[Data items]
━━━━━━━━━━━━━━━━━━━━━━━━━━━━━━
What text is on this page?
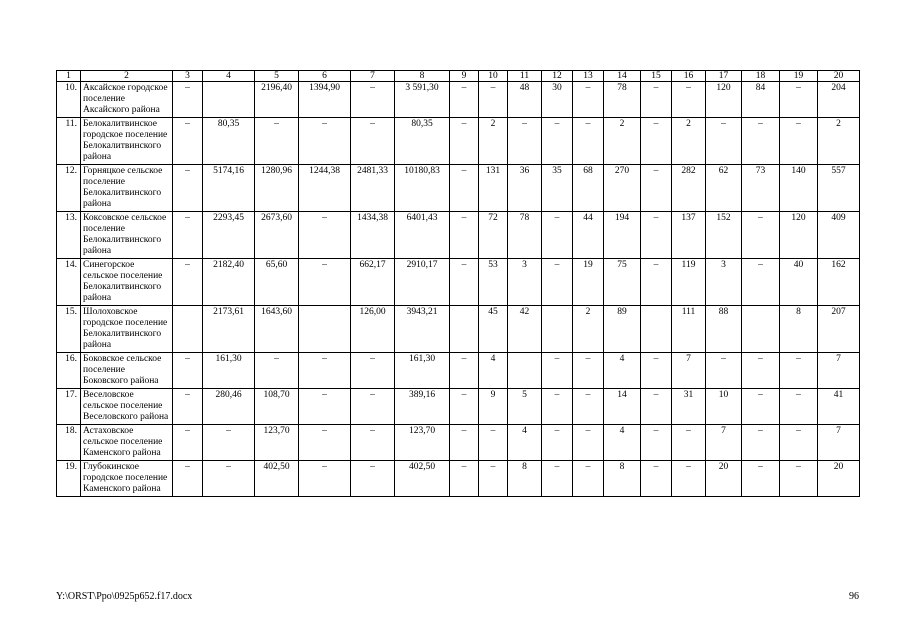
1	2	3	4	5	6	7	8	9	10	11	12	13	14	15	16	17	18	19	20
10.	Аксайское городское поселение Аксайского района	–		2196,40	1394,90	–	3 591,30	–	–	48	30	–	78	–	–	120	84	–	204
11.	Белокалитвинское городское поселение Белокалитвинского района	–	80,35	–	–	–	80,35	–	2	–	–	–	2	–	2	–	–	–	2
12.	Горняцкое сельское поселение Белокалитвинского района	–	5174,16	1280,96	1244,38	2481,33	10180,83	–	131	36	35	68	270	–	282	62	73	140	557
13.	Коксовское сельское поселение Белокалитвинского района	–	2293,45	2673,60	–	1434,38	6401,43	–	72	78	–	44	194	–	137	152	–	120	409
14.	Синегорское сельское поселение Белокалитвинского района	–	2182,40	65,60	–	662,17	2910,17	–	53	3	–	19	75	–	119	3	–	40	162
15.	Шолоховское городское поселение Белокалитвинского района		2173,61	1643,60		126,00	3943,21		45	42		2	89		111	88		8	207
16.	Боковское сельское поселение Боковского района	–	161,30	–	–	–	161,30	–	4		–	–	4	–	7	–	–	–	7
17.	Веселовское сельское поселение Веселовского района	–	280,46	108,70	–	–	389,16	–	9	5	–	–	14	–	31	10	–	–	41
18.	Астаховское сельское поселение Каменского района	–	–	123,70	–	–	123,70	–	–	4	–	–	4	–	–	7	–	–	7
19.	Глубокинское городское поселение Каменского района	–	–	402,50	–	–	402,50	–	–	8	–	–	8	–	–	20	–	–	20
Y:\ORST\Ppo\0925p652.f17.docx	96
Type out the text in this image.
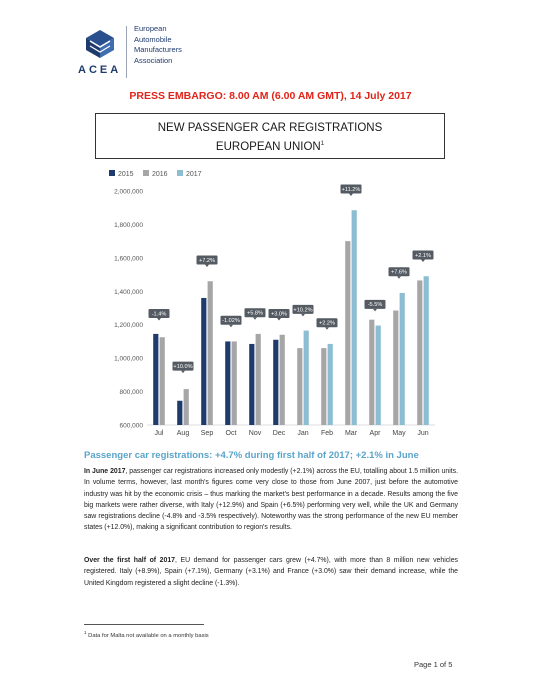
ACEA
European
Automobile
Manufacturers
Association
PRESS EMBARGO: 8.00 AM (6.00 AM GMT), 14 July 2017
NEW PASSENGER CAR REGISTRATIONS
EUROPEAN UNION$^1$
2015	2016	2017
2,000,000
1,800,000
1,600,000
1,400,000
1,200,000
1,000,000
800,000
600,000
Jul Aug Sep Oct Nov Dec Jan Feb Mar Apr May Jun
-1.4%
+10.0%
+7.2%
-1.02%
+5.8% +3.0%
+10.2%
+2.2%
+11.2%
-5.5%
+7.6%
+2.1%
Passenger car registrations: +4.7% during first half of 2017; +2.1% in June
In June 2017, passenger car registrations increased only modestly (+2.1%) across the EU, totalling about 1.5 million units. In volume terms, however, last month's figures come very close to those from June 2007, just before the automotive industry was hit by the economic crisis – thus marking the market's best performance in a decade. Results among the five big markets were rather diverse, with Italy (+12.9%) and Spain (+6.5%) performing very well, while the UK and Germany saw registrations decline (-4.8% and -3.5% respectively). Noteworthy was the strong performance of the new EU member states (+12.0%), making a significant contribution to region's results.
Over the first half of 2017, EU demand for passenger cars grew (+4.7%), with more than 8 million new vehicles registered. Italy (+8.9%), Spain (+7.1%), Germany (+3.1%) and France (+3.0%) saw their demand increase, while the United Kingdom registered a slight decline (-1.3%).
$^1$ Data for Malta not available on a monthly basis
Page 1 of 5
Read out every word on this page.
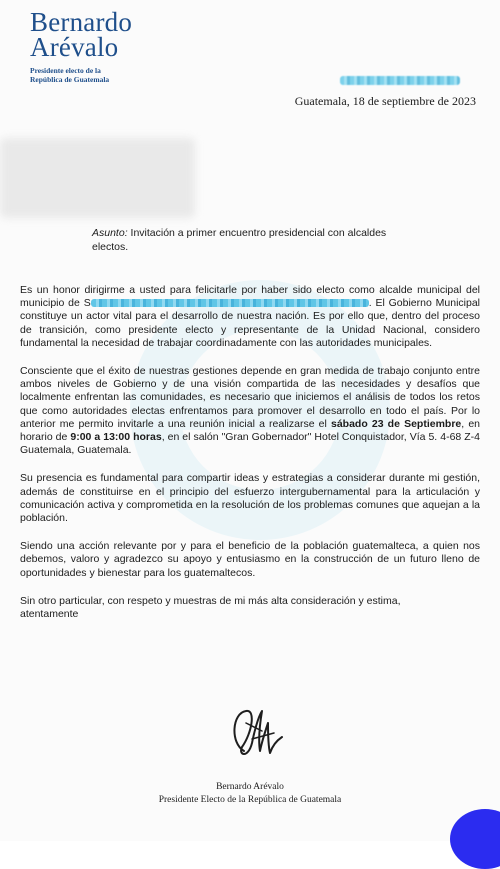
Bernardo
Arévalo
Presidente electo de la
República de Guatemala
Guatemala, 18 de septiembre de 2023
Asunto: Invitación a primer encuentro presidencial con alcaldes electos.

Es un honor dirigirme a usted para felicitarle por haber sido electo como alcalde municipal del municipio de S	. El Gobierno Municipal constituye un actor vital para el desarrollo de nuestra nación. Es por ello que, dentro del proceso de transición, como presidente electo y representante de la Unidad Nacional, considero fundamental la necesidad de trabajar coordinadamente con las autoridades municipales.

Consciente que el éxito de nuestras gestiones depende en gran medida de trabajo conjunto entre ambos niveles de Gobierno y de una visión compartida de las necesidades y desafíos que localmente enfrentan las comunidades, es necesario que iniciemos el análisis de todos los retos que como autoridades electas enfrentamos para promover el desarrollo en todo el país. Por lo anterior me permito invitarle a una reunión inicial a realizarse el sábado 23 de Septiembre, en horario de 9:00 a 13:00 horas, en el salón "Gran Gobernador" Hotel Conquistador, Vía 5. 4-68 Z-4 Guatemala, Guatemala.

Su presencia es fundamental para compartir ideas y estrategias a considerar durante mi gestión, además de constituirse en el principio del esfuerzo intergubernamental para la articulación y comunicación activa y comprometida en la resolución de los problemas comunes que aquejan a la población.

Siendo una acción relevante por y para el beneficio de la población guatemalteca, a quien nos debemos, valoro y agradezco su apoyo y entusiasmo en la construcción de un futuro lleno de oportunidades y bienestar para los guatemaltecos.

Sin otro particular, con respeto y muestras de mi más alta consideración y estima,
atentamente

Bernardo Arévalo
Presidente Electo de la República de Guatemala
━━━━━━━━━━━━━━━━━━━━━━━━━━━━━━
# [What the exercise asks]
Take every line containing the word "Каменского" and copy it.

# [Written response]
18.	Астаховское сельское поселение Каменского района	–	–	123,70	–	–	123,70	–	–	4	–	–	4	–	–	7	–	–	7
19.	Глубокинское городское поселение Каменского района	–	–	402,50	–	–	402,50	–	–	8	–	–	8	–	–	20	–	–	20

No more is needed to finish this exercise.